This week: Miley Cyrus isn’t having kids, Amazon’s Prime Day strikes, Prince Charles’ warning, disposable summer fashion, and ZARA’s latest sustainability initiatives.
1. Workers and shoppers were on a strike against Amazon’s Prime Day.
Prime Day, if you didn’t already know, is the company’s most money-making day of the year. This year, for the first time ever, it spanned not one, but two days. In response, consumers and labour organisations successfully mounted warehouse worker strikes in five countries. The hashtags #BoycottAmazon, #AmazonStrike, and #PrimeDayStrike were all trending. Boycotting Amazon, however, isn’t quite as simple as it sounds. Since Amazon owns a host of other companies, boycotting Amazon would mean boycotting others – like Audible, Goodreads, IMDB, Whole Foods, Kindle, and more.
But why did they want to boycott Amazon? There are two major reasons, among others. First: while Amazon offers huge discounts to its customers on Prime Day, employees lack a living wage. The retail giant has been embroiled in scandals, including reports of long hours and timed bathroom breaks. Secondly, Amazon has also just recently been found to be connected to the Department of Homeland Security, which makes them involved in Trump’s hunt down of immigrants.

▬▬▬▬▬▬

## Required work:
a. Render this sentence from the weekly news roundup in Spanish: "The hashtags #BoycottAmazon, #AmazonStrike, and #PrimeDayStrike were all trending."
b. Reproduce the part of the weekly news roundup that opens with the words containing "1. Workers and" and closes with "Kindle, and more.".
The weekly news roundup can be worked through without the listing.

▬▬▬▬▬▬

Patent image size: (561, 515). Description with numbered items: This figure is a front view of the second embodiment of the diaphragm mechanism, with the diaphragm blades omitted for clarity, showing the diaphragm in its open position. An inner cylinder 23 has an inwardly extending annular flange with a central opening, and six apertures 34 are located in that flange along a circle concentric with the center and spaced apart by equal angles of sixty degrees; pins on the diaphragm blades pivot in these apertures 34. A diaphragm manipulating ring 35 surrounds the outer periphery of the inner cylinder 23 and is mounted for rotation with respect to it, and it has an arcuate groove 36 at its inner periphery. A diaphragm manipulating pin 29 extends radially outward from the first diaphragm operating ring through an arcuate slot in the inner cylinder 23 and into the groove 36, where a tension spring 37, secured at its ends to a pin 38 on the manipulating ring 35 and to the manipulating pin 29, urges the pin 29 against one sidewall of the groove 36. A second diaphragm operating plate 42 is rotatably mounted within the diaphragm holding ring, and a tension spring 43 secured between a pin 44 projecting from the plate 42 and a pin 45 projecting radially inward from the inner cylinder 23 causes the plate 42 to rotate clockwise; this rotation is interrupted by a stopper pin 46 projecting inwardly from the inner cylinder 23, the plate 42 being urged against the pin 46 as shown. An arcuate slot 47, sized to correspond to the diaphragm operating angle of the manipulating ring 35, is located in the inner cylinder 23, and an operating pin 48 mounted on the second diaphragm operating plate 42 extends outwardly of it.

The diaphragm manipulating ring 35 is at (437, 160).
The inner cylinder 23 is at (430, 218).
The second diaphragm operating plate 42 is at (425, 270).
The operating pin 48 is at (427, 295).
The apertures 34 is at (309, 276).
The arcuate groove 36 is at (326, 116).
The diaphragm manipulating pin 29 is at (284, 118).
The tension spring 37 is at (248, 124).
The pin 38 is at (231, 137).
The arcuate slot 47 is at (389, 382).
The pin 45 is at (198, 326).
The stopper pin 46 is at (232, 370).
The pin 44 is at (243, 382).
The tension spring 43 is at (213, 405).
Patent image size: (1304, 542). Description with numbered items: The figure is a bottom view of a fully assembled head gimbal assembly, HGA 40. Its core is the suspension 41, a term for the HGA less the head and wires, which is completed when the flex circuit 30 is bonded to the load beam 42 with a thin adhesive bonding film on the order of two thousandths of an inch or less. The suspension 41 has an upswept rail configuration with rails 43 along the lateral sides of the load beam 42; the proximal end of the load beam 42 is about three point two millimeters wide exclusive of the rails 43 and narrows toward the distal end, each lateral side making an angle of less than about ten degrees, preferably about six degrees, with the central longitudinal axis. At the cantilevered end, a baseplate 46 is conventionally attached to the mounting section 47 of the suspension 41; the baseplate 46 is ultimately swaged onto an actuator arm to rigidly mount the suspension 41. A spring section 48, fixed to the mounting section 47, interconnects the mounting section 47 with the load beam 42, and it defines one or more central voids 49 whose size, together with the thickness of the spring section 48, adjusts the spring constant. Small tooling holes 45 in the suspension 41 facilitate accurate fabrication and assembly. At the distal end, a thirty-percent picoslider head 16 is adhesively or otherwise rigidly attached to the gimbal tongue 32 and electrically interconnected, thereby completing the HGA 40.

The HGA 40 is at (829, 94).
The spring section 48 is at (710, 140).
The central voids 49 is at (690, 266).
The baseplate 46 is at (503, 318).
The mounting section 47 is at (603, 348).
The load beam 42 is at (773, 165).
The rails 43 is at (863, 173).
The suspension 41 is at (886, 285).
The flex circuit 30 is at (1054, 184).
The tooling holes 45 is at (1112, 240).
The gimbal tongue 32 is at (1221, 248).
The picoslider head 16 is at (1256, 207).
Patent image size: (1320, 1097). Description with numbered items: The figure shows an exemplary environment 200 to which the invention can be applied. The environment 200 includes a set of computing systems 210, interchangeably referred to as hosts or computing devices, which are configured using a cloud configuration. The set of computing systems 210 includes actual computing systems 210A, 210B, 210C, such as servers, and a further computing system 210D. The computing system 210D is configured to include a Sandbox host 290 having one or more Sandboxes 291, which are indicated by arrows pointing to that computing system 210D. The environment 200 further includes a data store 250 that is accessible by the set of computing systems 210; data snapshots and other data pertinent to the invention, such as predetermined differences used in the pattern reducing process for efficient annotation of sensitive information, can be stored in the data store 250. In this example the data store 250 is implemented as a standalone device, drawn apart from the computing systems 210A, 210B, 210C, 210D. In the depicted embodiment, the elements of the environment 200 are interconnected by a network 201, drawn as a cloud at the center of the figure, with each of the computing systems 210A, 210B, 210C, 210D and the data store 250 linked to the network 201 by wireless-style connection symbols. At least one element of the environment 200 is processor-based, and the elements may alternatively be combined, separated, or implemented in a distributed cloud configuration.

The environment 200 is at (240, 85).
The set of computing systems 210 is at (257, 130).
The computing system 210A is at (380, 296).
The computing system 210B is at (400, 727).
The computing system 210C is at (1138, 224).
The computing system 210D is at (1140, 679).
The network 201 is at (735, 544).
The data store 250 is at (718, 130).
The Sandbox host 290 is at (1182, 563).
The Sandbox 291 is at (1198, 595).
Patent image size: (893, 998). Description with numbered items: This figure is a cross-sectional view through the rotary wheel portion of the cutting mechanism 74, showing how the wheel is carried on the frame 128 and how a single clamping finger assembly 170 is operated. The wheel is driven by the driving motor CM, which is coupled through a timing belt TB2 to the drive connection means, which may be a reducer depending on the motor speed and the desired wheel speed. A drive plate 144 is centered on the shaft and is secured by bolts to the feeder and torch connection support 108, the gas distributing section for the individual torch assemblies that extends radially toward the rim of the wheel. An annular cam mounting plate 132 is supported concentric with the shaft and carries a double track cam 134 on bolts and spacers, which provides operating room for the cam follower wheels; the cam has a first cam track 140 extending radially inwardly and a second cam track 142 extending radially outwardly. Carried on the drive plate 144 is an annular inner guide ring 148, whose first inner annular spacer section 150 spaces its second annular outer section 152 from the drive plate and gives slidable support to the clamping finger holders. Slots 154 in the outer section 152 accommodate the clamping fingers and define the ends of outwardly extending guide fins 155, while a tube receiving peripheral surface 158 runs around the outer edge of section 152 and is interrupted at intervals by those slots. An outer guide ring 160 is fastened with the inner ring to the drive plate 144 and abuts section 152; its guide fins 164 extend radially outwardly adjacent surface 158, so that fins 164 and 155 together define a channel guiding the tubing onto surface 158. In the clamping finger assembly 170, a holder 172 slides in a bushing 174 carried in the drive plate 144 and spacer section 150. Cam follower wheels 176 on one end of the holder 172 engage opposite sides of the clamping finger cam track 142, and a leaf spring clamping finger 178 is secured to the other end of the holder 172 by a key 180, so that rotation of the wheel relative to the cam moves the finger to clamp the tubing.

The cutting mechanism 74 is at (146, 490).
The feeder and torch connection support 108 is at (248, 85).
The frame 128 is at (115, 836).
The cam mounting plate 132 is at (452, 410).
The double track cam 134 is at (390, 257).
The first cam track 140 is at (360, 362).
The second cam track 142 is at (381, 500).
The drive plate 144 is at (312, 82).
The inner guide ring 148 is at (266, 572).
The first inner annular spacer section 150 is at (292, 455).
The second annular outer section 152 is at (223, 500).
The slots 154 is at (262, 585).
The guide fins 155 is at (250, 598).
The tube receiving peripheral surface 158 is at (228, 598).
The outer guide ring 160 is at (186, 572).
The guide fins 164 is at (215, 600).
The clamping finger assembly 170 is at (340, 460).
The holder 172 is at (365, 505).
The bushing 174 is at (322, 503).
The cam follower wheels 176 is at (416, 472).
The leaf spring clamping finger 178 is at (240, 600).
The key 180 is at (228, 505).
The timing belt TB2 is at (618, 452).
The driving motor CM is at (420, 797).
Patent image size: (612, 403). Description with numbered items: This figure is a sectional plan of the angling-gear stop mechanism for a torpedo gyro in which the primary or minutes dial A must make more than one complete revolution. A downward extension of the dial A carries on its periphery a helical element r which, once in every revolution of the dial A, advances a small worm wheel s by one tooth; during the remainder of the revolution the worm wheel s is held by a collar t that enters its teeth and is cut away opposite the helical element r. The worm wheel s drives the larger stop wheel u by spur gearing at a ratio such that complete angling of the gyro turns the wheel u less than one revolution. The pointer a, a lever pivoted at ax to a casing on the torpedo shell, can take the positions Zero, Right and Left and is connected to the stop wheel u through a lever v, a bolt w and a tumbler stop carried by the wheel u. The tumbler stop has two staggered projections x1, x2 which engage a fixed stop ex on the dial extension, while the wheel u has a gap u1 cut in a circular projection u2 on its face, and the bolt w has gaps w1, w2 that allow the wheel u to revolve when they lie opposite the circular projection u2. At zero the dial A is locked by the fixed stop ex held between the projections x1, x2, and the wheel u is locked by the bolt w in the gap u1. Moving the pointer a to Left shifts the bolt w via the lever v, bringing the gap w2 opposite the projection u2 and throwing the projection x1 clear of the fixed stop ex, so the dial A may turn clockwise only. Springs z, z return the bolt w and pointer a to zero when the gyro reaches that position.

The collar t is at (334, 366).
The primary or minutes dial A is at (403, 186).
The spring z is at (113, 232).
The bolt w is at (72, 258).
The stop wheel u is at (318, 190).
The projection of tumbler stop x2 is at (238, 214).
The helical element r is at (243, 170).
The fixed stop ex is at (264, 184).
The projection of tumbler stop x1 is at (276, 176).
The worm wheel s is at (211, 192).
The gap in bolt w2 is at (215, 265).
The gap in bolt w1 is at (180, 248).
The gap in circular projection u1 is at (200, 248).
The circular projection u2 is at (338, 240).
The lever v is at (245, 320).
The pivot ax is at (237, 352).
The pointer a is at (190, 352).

▬▬▬▬▬▬

## Task-by-task results:
a. Los hashtags #BoycottAmazon, #AmazonStrike y #PrimeDayStrike fueron tendencia.

b.
1. Workers and shoppers were on a strike against Amazon’s Prime Day.
Prime Day, if you didn’t already know, is the company’s most money-making day of the year. This year, for the first time ever, it spanned not one, but two days. In response, consumers and labour organisations successfully mounted warehouse worker strikes in five countries. The hashtags #BoycottAmazon, #AmazonStrike, and #PrimeDayStrike were all trending. Boycotting Amazon, however, isn’t quite as simple as it sounds. Since Amazon owns a host of other companies, boycotting Amazon would mean boycotting others – like Audible, Goodreads, IMDB, Whole Foods, Kindle, and more.